[Start of Stored records]
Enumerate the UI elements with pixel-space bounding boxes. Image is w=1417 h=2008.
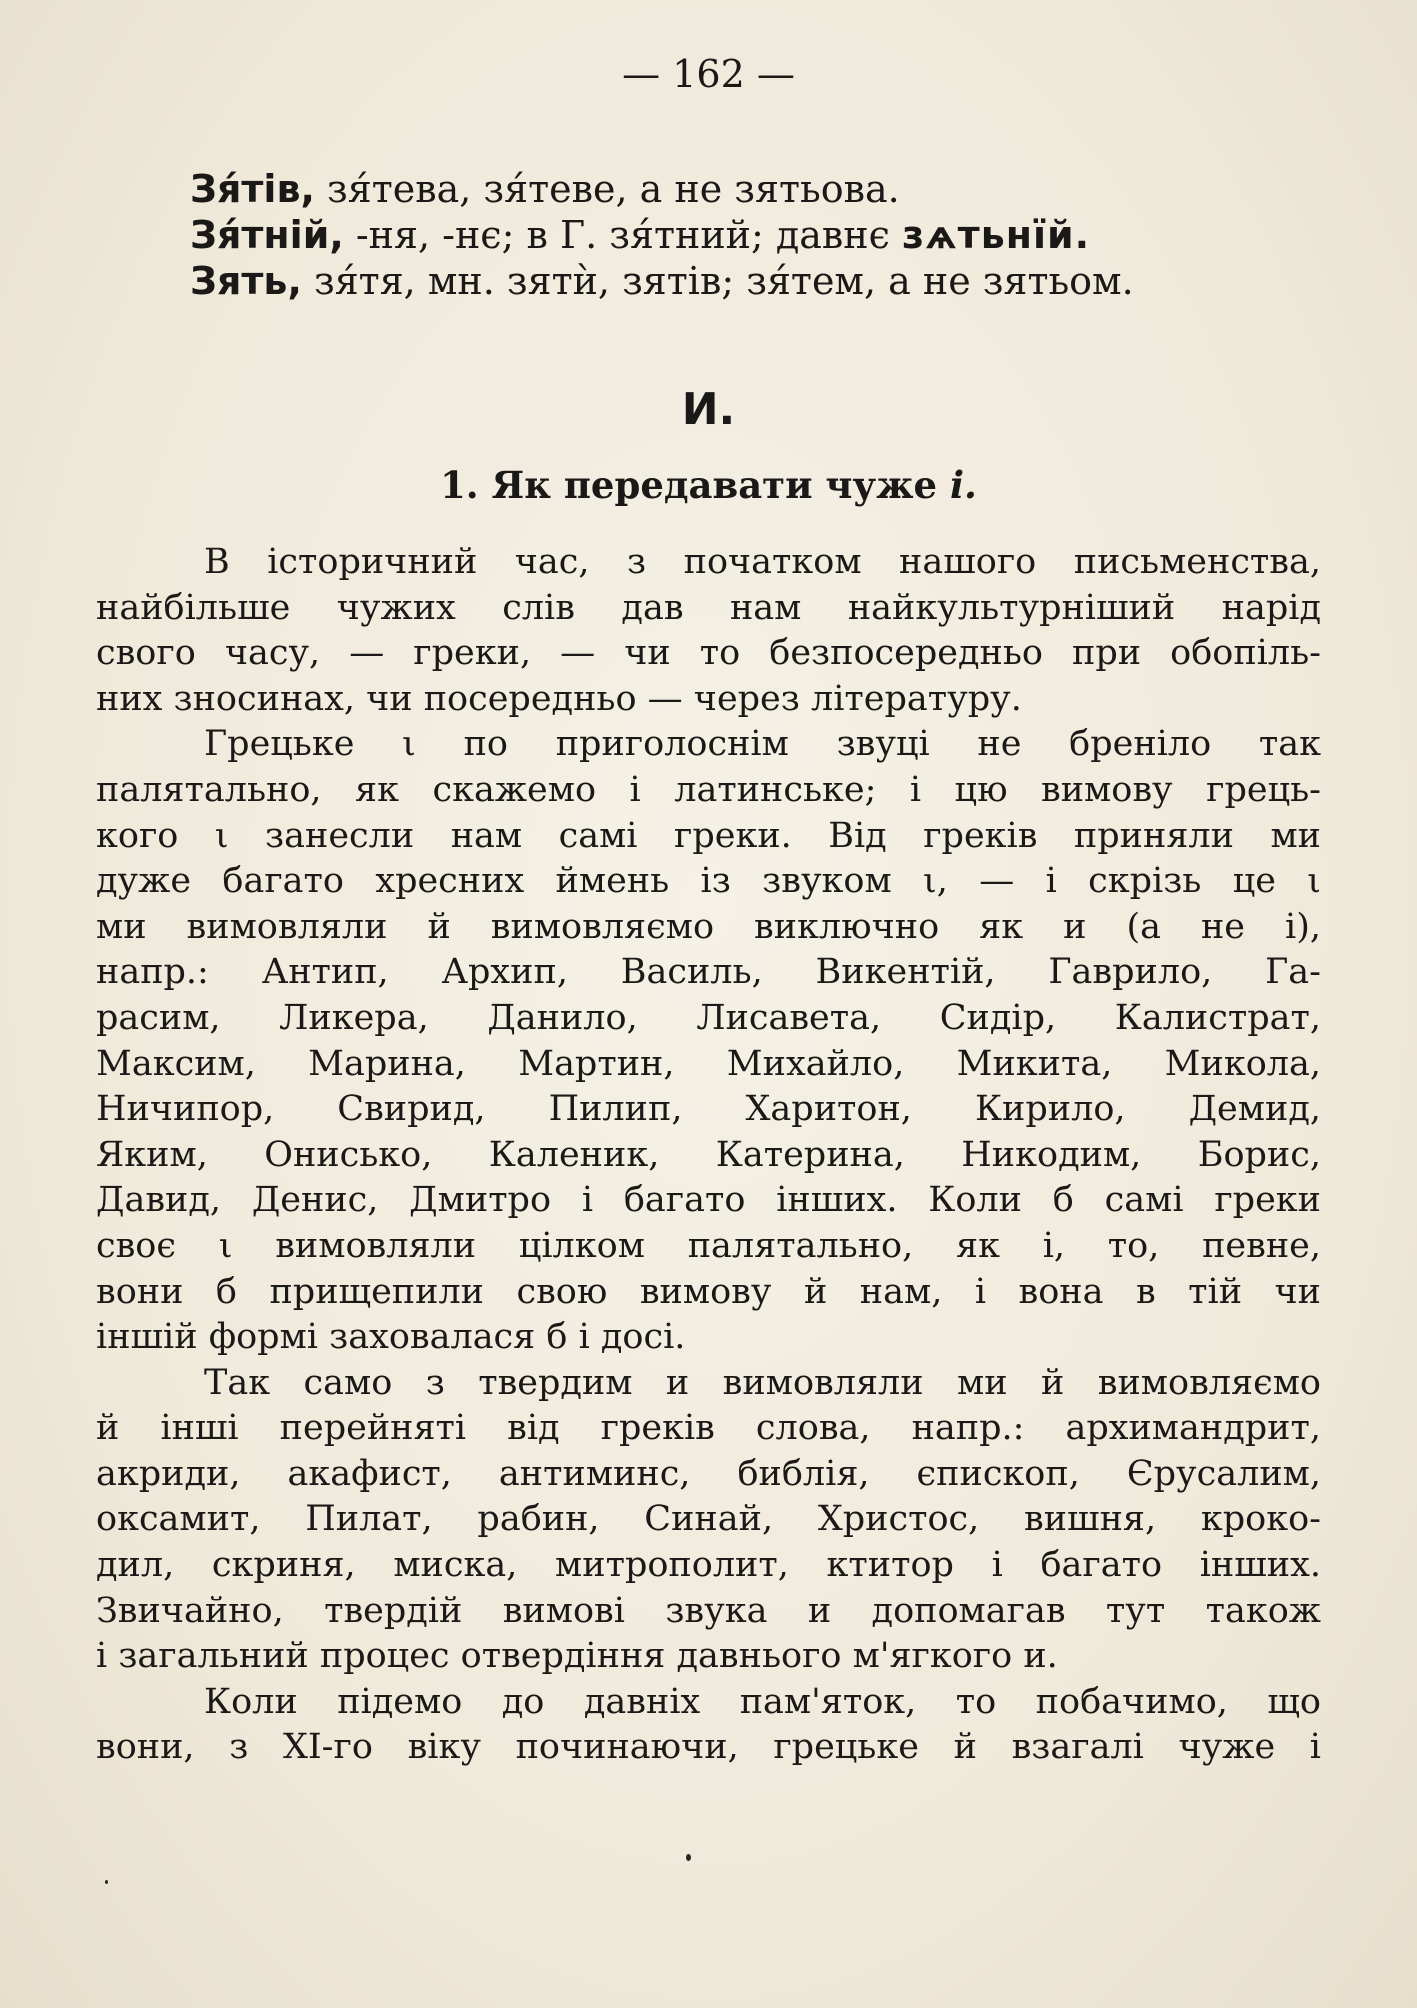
text-line: Коли підемо до давніх пам'яток, то побачимо, що [204, 1681, 1321, 1722]
dictionary-entries [190, 166, 1340, 304]
section-heading-text: Як передавати чуже [491, 463, 938, 507]
text-line: Так само з твердим и вимовляли ми й вимовляємо [204, 1362, 1321, 1403]
entry-headword: Зя́тів, [190, 167, 315, 211]
section-letter: И. [681, 384, 736, 435]
paragraph [96, 1361, 1321, 1680]
section-heading-letter: і. [949, 463, 977, 507]
text-line: іншій формі заховалася б і досі. [96, 1317, 686, 1358]
dictionary-entry [190, 258, 1340, 304]
paragraph [96, 722, 1321, 1360]
text-line: ми вимовляли й вимовляємо виключно як и (а не і), [96, 906, 1321, 947]
text-line: них зносинах, чи посередньо — через літературу. [96, 678, 1022, 719]
text-line: вони, з XI-го віку починаючи, грецьке й взагалі чуже і [96, 1727, 1321, 1768]
text-line: Давид, Денис, Дмитро і багато інших. Коли б самі греки [96, 1180, 1321, 1221]
text-line: Яким, Онисько, Каленик, Катерина, Никодим, Борис, [96, 1134, 1321, 1175]
section-heading [0, 460, 1417, 510]
text-line: кого ι занесли нам самі греки. Від греків приняли ми [96, 815, 1321, 856]
text-line: акриди, акафист, антиминс, библія, єпископ, Єрусалим, [96, 1453, 1321, 1494]
dictionary-entry [190, 166, 1340, 212]
text-line: оксамит, Пилат, рабин, Синай, Христос, вишня, кроко- [96, 1499, 1321, 1540]
paragraph [96, 1680, 1321, 1771]
page-number: — 162 — [622, 52, 795, 96]
body-text [96, 540, 1321, 1771]
text-line: напр.: Антип, Архип, Василь, Викентій, Гаврило, Га- [96, 952, 1321, 993]
print-speck [686, 1854, 691, 1861]
text-line: расим, Ликера, Данило, Лисавета, Сидір, Калистрат, [96, 997, 1321, 1038]
text-line: Ничипор, Свирид, Пилип, Харитон, Кирило, Демид, [96, 1089, 1321, 1130]
text-line: Грецьке ι по приголоснім звуці не бреніло так [204, 724, 1321, 765]
section-heading-number: 1. [440, 463, 479, 507]
print-speck [105, 1880, 108, 1884]
entry-headword: Зя́тній, [190, 213, 344, 257]
text-line: вони б прищепили свою вимову й нам, і вона в тій чи [96, 1271, 1321, 1312]
text-line: В історичний час, з початком нашого письменства, [204, 542, 1321, 582]
text-line: дил, скриня, миска, митрополит, ктитор і багато інших. [96, 1545, 1321, 1586]
text-line: свого часу, — греки, — чи то безпосередньо при обопіль- [96, 633, 1321, 674]
text-line: Звичайно, твердій вимові звука и допомагав тут також [96, 1590, 1321, 1631]
text-line: палятально, як скажемо і латинське; і цю вимову грець- [96, 769, 1321, 810]
text-line: своє ι вимовляли цілком палятально, як і, то, певне, [96, 1225, 1321, 1266]
entry-headword: Зять, [190, 259, 302, 303]
entry-text: зя́тя, мн. зятѝ, зятів; зя́тем, а не зятьом. [301, 259, 1134, 303]
text-line: і загальний процес отвердіння давнього м'ягкого и. [96, 1636, 1058, 1677]
text-line: й інші перейняті від греків слова, напр.: архимандрит, [96, 1408, 1321, 1449]
text-line: дуже багато хресних ймень із звуком ι, — і скрізь це ι [96, 861, 1321, 902]
dictionary-entry [190, 212, 1340, 258]
text-line: Максим, Марина, Мартин, Михайло, Микита, Микола, [96, 1043, 1321, 1084]
entry-text: -ня, -нє; в Г. зя́тний; давнє [343, 213, 902, 257]
entry-old-form: зѧтьнїй. [901, 213, 1091, 257]
entry-text: зя́тева, зя́теве, а не зятьова. [314, 167, 900, 211]
paragraph [96, 540, 1321, 722]
text-line: найбільше чужих слів дав нам найкультурніший нарід [96, 587, 1321, 628]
[End of Stored records]
| Short task |
Quote the listing above line for line, with no changes, and leave out the picture.

| Exercise response |
Enumerate the UI elements with pixel-space bounding boxes. Image is w=1417 h=2008.
text-line: Коли підемо до давніх пам'яток, то побачимо, що [204, 1681, 1321, 1722]
dictionary-entries [190, 166, 1340, 304]
section-heading-text: Як передавати чуже [491, 463, 938, 507]
text-line: Так само з твердим и вимовляли ми й вимовляємо [204, 1362, 1321, 1403]
entry-headword: Зя́тів, [190, 167, 315, 211]
section-letter: И. [681, 384, 736, 435]
paragraph [96, 1361, 1321, 1680]
section-heading-letter: і. [949, 463, 977, 507]
text-line: іншій формі заховалася б і досі. [96, 1317, 686, 1358]
dictionary-entry [190, 258, 1340, 304]
paragraph [96, 722, 1321, 1360]
text-line: ми вимовляли й вимовляємо виключно як и (а не і), [96, 906, 1321, 947]
text-line: них зносинах, чи посередньо — через літературу. [96, 678, 1022, 719]
text-line: вони, з XI-го віку починаючи, грецьке й взагалі чуже і [96, 1727, 1321, 1768]
text-line: Давид, Денис, Дмитро і багато інших. Коли б самі греки [96, 1180, 1321, 1221]
text-line: Яким, Онисько, Каленик, Катерина, Никодим, Борис, [96, 1134, 1321, 1175]
section-heading [0, 460, 1417, 510]
text-line: кого ι занесли нам самі греки. Від греків приняли ми [96, 815, 1321, 856]
text-line: акриди, акафист, антиминс, библія, єпископ, Єрусалим, [96, 1453, 1321, 1494]
dictionary-entry [190, 166, 1340, 212]
text-line: оксамит, Пилат, рабин, Синай, Христос, вишня, кроко- [96, 1499, 1321, 1540]
paragraph [96, 1680, 1321, 1771]
page-number: — 162 — [622, 52, 795, 96]
body-text [96, 540, 1321, 1771]
text-line: напр.: Антип, Архип, Василь, Викентій, Гаврило, Га- [96, 952, 1321, 993]
print-speck [686, 1854, 691, 1861]
text-line: расим, Ликера, Данило, Лисавета, Сидір, Калистрат, [96, 997, 1321, 1038]
text-line: Ничипор, Свирид, Пилип, Харитон, Кирило, Демид, [96, 1089, 1321, 1130]
text-line: Грецьке ι по приголоснім звуці не бреніло так [204, 724, 1321, 765]
section-heading-number: 1. [440, 463, 479, 507]
print-speck [105, 1880, 108, 1884]
entry-headword: Зя́тній, [190, 213, 344, 257]
text-line: вони б прищепили свою вимову й нам, і вона в тій чи [96, 1271, 1321, 1312]
text-line: В історичний час, з початком нашого письменства, [204, 542, 1321, 582]
text-line: дил, скриня, миска, митрополит, ктитор і багато інших. [96, 1545, 1321, 1586]
text-line: свого часу, — греки, — чи то безпосередньо при обопіль- [96, 633, 1321, 674]
text-line: Звичайно, твердій вимові звука и допомагав тут також [96, 1590, 1321, 1631]
text-line: палятально, як скажемо і латинське; і цю вимову грець- [96, 769, 1321, 810]
text-line: своє ι вимовляли цілком палятально, як і, то, певне, [96, 1225, 1321, 1266]
entry-headword: Зять, [190, 259, 302, 303]
entry-text: зя́тя, мн. зятѝ, зятів; зя́тем, а не зятьом. [301, 259, 1134, 303]
text-line: і загальний процес отвердіння давнього м'ягкого и. [96, 1636, 1058, 1677]
text-line: й інші перейняті від греків слова, напр.: архимандрит, [96, 1408, 1321, 1449]
text-line: дуже багато хресних ймень із звуком ι, — і скрізь це ι [96, 861, 1321, 902]
dictionary-entry [190, 212, 1340, 258]
text-line: Максим, Марина, Мартин, Михайло, Микита, Микола, [96, 1043, 1321, 1084]
entry-text: -ня, -нє; в Г. зя́тний; давнє [343, 213, 902, 257]
entry-old-form: зѧтьнїй. [901, 213, 1091, 257]
entry-text: зя́тева, зя́теве, а не зятьова. [314, 167, 900, 211]
paragraph [96, 540, 1321, 722]
text-line: найбільше чужих слів дав нам найкультурніший нарід [96, 587, 1321, 628]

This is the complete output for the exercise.